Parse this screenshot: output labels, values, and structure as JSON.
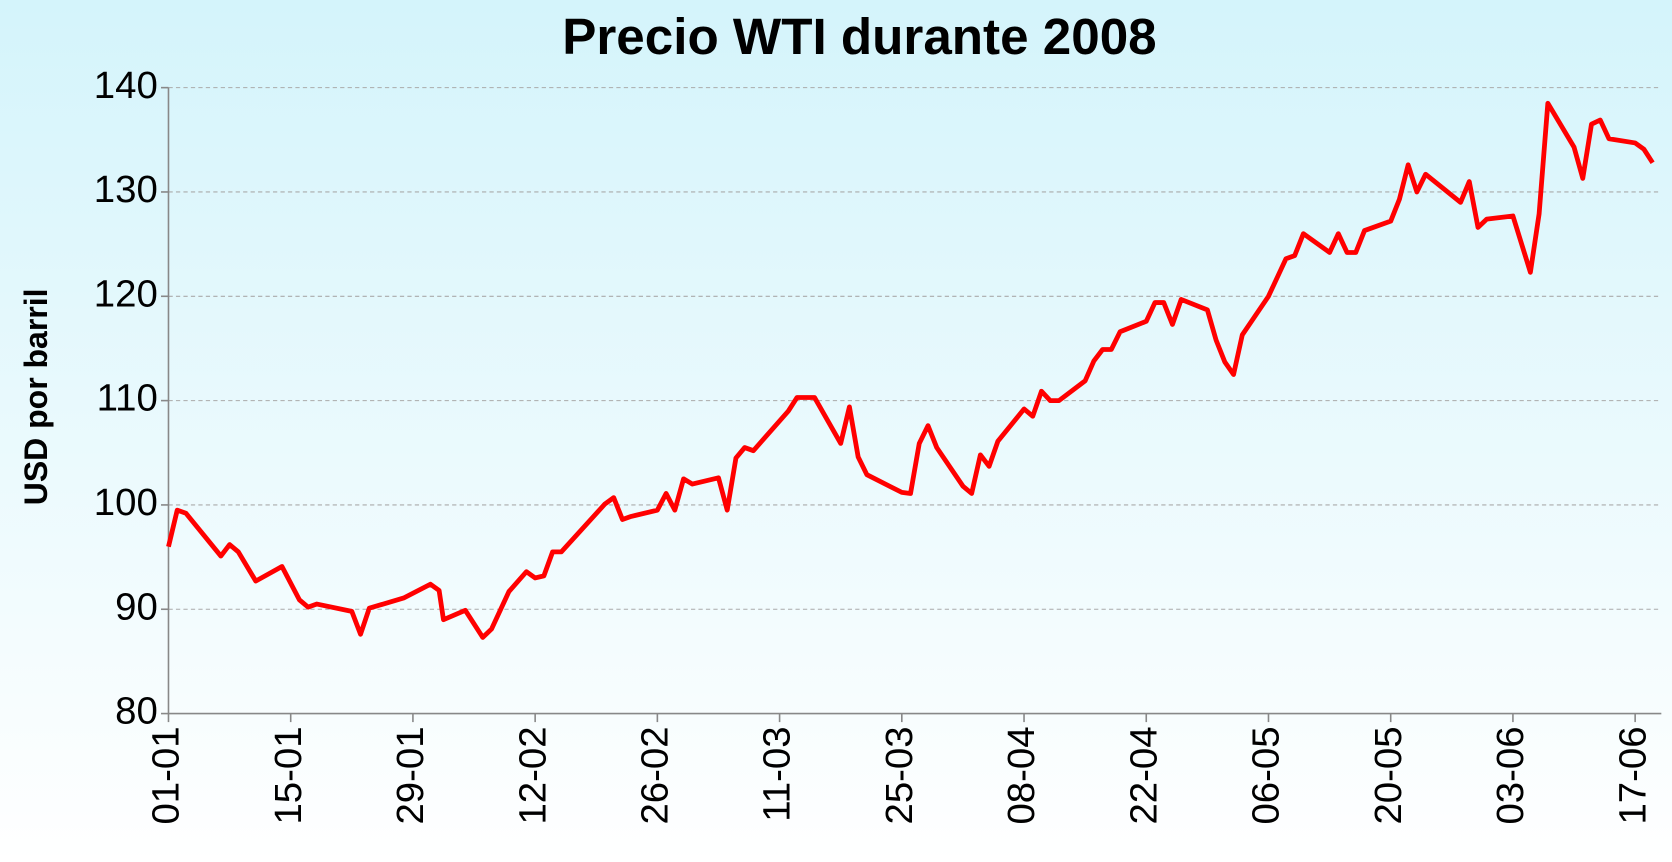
{
  "chart_data": {
    "type": "line",
    "title": "Precio WTI durante 2008",
    "y_label": "USD por barril",
    "x": [
      0,
      1,
      2,
      6,
      7,
      8,
      10,
      13,
      15,
      16,
      17,
      21,
      22,
      23,
      27,
      30,
      31,
      31.5,
      34,
      36,
      37,
      39,
      41,
      42,
      43,
      44,
      45,
      50,
      51,
      52,
      53,
      56,
      57,
      58,
      59,
      60,
      63,
      64,
      65,
      66,
      67,
      71,
      72,
      74,
      77,
      78,
      79,
      80,
      84,
      85,
      86,
      87,
      88,
      91,
      92,
      93,
      94,
      95,
      98,
      99,
      100,
      101,
      102,
      105,
      106,
      107,
      108,
      109,
      112,
      113,
      114,
      115,
      116,
      119,
      120,
      121,
      122,
      123,
      126,
      128,
      129,
      130,
      133,
      134,
      135,
      136,
      137,
      140,
      141,
      142,
      143,
      144,
      148,
      149,
      150,
      151,
      154,
      156,
      157,
      158,
      161,
      162,
      163,
      164,
      165,
      168,
      169,
      170
    ],
    "series": [
      {
        "name": "WTI",
        "color": "#ff0000",
        "values": [
          96.0,
          99.5,
          99.2,
          95.1,
          96.2,
          95.5,
          92.7,
          94.1,
          90.9,
          90.2,
          90.5,
          89.8,
          87.6,
          90.1,
          91.1,
          92.4,
          91.8,
          89.0,
          89.9,
          87.3,
          88.1,
          91.7,
          93.6,
          93.0,
          93.2,
          95.5,
          95.5,
          100.1,
          100.7,
          98.6,
          98.9,
          99.5,
          101.1,
          99.5,
          102.5,
          102.0,
          102.6,
          99.5,
          104.5,
          105.5,
          105.2,
          109.0,
          110.3,
          110.3,
          105.9,
          109.4,
          104.6,
          102.9,
          101.2,
          101.1,
          105.9,
          107.6,
          105.5,
          101.8,
          101.1,
          104.8,
          103.7,
          106.1,
          109.2,
          108.5,
          110.9,
          110.0,
          110.0,
          111.9,
          113.8,
          114.9,
          114.9,
          116.6,
          117.6,
          119.4,
          119.4,
          117.3,
          119.7,
          118.7,
          115.8,
          113.7,
          112.5,
          116.3,
          120.0,
          123.6,
          123.9,
          126.0,
          124.2,
          126.0,
          124.2,
          124.2,
          126.3,
          127.2,
          129.3,
          132.6,
          130.0,
          131.7,
          129.0,
          131.0,
          126.6,
          127.4,
          127.7,
          122.3,
          127.9,
          138.5,
          134.3,
          131.3,
          136.5,
          136.9,
          135.1,
          134.7,
          134.1,
          132.8
        ]
      }
    ],
    "xlim": [
      0,
      171
    ],
    "xticks": [
      {
        "value": 0,
        "label": "01-01"
      },
      {
        "value": 14,
        "label": "15-01"
      },
      {
        "value": 28,
        "label": "29-01"
      },
      {
        "value": 42,
        "label": "12-02"
      },
      {
        "value": 56,
        "label": "26-02"
      },
      {
        "value": 70,
        "label": "11-03"
      },
      {
        "value": 84,
        "label": "25-03"
      },
      {
        "value": 98,
        "label": "08-04"
      },
      {
        "value": 112,
        "label": "22-04"
      },
      {
        "value": 126,
        "label": "06-05"
      },
      {
        "value": 140,
        "label": "20-05"
      },
      {
        "value": 154,
        "label": "03-06"
      },
      {
        "value": 168,
        "label": "17-06"
      }
    ],
    "ylim": [
      80,
      140
    ],
    "yticks": [
      80,
      90,
      100,
      110,
      120,
      130,
      140
    ],
    "grid": true
  }
}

# WORK TO DO
Tally the lines of the preceding listing in which the word "values" appears; state nothing but the total.

# EXERCISE ANSWER
2